Rows from a dataset:
:::::

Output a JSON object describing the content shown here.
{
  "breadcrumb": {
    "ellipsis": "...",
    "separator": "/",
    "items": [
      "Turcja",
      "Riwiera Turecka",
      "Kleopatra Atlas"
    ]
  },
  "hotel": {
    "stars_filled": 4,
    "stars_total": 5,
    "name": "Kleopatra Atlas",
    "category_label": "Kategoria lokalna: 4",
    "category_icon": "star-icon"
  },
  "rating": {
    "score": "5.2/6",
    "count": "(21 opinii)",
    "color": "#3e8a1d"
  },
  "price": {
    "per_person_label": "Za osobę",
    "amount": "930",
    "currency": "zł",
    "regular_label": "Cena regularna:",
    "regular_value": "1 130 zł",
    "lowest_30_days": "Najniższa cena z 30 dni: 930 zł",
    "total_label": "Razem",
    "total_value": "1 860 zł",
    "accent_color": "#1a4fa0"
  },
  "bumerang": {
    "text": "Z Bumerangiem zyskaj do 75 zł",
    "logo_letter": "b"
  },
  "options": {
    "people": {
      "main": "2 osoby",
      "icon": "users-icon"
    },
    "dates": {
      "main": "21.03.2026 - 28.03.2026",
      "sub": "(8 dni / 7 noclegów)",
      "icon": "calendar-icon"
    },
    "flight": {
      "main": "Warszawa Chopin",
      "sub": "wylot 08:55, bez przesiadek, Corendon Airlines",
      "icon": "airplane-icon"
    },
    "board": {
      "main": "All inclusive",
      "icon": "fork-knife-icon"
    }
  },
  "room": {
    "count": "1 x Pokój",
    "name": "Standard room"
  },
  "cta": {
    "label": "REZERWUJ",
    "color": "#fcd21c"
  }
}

:::::

Problem – From the listing above, copy all lines holding the word "Kleopatra".

Complete output –
      "Kleopatra Atlas"
    "name": "Kleopatra Atlas",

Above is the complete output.